MATERIAL TO PROCESS:
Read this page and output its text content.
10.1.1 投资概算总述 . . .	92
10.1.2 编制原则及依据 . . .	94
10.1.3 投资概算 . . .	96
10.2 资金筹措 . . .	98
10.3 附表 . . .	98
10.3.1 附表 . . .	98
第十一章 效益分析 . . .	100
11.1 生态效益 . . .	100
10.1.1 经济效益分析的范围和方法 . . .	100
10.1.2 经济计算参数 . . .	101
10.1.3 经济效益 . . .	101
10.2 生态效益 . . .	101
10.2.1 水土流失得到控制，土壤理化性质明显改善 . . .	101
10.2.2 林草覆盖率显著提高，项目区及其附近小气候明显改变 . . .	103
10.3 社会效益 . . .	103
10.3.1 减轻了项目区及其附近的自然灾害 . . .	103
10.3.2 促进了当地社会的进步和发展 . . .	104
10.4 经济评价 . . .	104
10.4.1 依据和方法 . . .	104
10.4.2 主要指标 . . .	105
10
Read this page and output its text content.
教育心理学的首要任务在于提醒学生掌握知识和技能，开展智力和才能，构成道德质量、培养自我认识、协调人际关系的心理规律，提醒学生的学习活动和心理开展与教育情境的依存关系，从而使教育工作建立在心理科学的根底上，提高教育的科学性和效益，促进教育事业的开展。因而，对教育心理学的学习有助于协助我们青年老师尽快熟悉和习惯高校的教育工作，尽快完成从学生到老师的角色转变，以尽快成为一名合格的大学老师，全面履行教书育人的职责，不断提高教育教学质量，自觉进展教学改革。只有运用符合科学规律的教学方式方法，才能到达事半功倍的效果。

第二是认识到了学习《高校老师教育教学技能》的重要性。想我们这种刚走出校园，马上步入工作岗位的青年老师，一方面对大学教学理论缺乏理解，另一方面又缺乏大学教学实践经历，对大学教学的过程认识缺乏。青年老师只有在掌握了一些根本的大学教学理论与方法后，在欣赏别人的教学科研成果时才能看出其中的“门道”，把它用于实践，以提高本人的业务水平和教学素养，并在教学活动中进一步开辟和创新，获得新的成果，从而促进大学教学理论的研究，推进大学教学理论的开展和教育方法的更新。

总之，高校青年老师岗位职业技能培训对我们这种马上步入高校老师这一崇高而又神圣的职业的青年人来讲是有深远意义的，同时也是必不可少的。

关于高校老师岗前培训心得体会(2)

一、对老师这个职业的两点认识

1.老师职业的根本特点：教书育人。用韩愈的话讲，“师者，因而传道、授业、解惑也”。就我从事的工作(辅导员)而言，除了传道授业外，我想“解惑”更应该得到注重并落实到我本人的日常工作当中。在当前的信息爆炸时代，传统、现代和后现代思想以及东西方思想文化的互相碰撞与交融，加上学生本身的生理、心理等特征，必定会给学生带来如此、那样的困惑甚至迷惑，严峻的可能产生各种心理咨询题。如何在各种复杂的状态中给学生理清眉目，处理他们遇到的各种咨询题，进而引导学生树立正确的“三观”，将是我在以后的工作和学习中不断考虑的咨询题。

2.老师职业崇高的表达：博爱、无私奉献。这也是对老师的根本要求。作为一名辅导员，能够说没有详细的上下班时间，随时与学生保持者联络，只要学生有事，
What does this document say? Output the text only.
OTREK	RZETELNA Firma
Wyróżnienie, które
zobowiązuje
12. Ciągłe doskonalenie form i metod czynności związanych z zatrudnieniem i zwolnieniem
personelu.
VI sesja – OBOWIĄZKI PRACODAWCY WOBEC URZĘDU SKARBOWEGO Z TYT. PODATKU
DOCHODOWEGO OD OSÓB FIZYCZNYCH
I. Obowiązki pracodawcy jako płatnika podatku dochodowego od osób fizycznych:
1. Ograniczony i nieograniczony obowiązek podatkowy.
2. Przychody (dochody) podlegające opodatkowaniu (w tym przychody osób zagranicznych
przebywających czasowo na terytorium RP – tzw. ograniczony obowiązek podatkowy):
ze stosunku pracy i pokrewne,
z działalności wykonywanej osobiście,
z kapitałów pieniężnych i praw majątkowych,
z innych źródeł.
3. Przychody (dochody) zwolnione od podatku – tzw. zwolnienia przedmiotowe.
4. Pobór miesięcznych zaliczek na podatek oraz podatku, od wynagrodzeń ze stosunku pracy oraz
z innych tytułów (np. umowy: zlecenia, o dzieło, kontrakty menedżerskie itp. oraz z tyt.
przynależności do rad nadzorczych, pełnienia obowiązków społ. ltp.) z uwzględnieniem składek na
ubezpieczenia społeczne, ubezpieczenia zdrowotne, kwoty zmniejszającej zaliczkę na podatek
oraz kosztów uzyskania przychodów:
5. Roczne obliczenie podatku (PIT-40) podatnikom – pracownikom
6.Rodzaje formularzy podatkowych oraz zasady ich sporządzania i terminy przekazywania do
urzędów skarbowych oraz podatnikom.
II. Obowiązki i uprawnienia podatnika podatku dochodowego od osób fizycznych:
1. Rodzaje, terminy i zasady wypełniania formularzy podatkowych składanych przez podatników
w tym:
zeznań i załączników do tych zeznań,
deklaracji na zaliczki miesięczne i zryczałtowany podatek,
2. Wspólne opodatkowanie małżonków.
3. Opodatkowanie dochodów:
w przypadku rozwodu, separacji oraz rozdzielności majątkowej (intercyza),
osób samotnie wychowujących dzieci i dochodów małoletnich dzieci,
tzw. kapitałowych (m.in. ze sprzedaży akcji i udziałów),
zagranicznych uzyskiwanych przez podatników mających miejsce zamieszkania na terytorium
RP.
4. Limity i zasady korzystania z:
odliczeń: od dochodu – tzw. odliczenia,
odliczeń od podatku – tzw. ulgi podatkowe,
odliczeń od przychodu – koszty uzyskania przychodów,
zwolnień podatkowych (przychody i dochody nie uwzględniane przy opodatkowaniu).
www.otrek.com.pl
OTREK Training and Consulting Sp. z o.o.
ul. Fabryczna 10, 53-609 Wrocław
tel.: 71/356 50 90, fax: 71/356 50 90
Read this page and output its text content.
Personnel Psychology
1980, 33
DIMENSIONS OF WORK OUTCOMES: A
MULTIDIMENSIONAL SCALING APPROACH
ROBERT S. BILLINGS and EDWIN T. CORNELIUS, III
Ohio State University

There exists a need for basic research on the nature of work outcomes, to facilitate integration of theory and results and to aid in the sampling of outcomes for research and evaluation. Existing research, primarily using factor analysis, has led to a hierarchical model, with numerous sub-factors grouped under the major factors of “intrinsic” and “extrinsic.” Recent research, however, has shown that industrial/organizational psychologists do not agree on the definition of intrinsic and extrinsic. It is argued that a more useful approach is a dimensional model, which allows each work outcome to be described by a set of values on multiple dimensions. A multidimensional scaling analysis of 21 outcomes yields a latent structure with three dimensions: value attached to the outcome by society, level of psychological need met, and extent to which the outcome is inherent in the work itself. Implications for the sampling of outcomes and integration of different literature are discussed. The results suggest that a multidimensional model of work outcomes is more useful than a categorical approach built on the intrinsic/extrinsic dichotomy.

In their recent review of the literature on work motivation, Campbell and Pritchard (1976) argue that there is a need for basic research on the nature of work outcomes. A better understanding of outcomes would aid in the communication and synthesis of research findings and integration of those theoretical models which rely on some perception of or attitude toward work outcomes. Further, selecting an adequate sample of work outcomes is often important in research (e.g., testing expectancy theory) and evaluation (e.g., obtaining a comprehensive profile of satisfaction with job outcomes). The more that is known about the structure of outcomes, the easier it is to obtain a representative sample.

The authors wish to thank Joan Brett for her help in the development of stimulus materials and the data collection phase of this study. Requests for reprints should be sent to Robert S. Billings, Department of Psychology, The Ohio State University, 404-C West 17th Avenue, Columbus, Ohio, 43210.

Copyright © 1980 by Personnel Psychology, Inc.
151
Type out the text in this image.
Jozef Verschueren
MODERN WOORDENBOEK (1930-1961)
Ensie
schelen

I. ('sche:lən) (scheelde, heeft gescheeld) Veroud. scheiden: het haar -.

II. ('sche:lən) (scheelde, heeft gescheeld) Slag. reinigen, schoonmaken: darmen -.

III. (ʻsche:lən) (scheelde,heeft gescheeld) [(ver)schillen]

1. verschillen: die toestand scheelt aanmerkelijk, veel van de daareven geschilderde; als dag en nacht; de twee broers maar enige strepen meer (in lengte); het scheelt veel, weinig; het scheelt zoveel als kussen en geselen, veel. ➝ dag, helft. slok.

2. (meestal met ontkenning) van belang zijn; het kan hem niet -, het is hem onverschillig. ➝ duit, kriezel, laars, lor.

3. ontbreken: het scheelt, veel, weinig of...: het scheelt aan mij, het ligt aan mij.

YOUR TASK: Search the records above for the string "oraz". Copy every line that contains it.

FULL ANSWER:
4. Pobór miesięcznych zaliczek na podatek oraz podatku, od wynagrodzeń ze stosunku pracy oraz
z innych tytułów (np. umowy: zlecenia, o dzieło, kontrakty menedżerskie itp. oraz z tyt.
oraz kosztów uzyskania przychodów:
6.Rodzaje formularzy podatkowych oraz zasady ich sporządzania i terminy przekazywania do
urzędów skarbowych oraz podatnikom.
w przypadku rozwodu, separacji oraz rozdzielności majątkowej (intercyza),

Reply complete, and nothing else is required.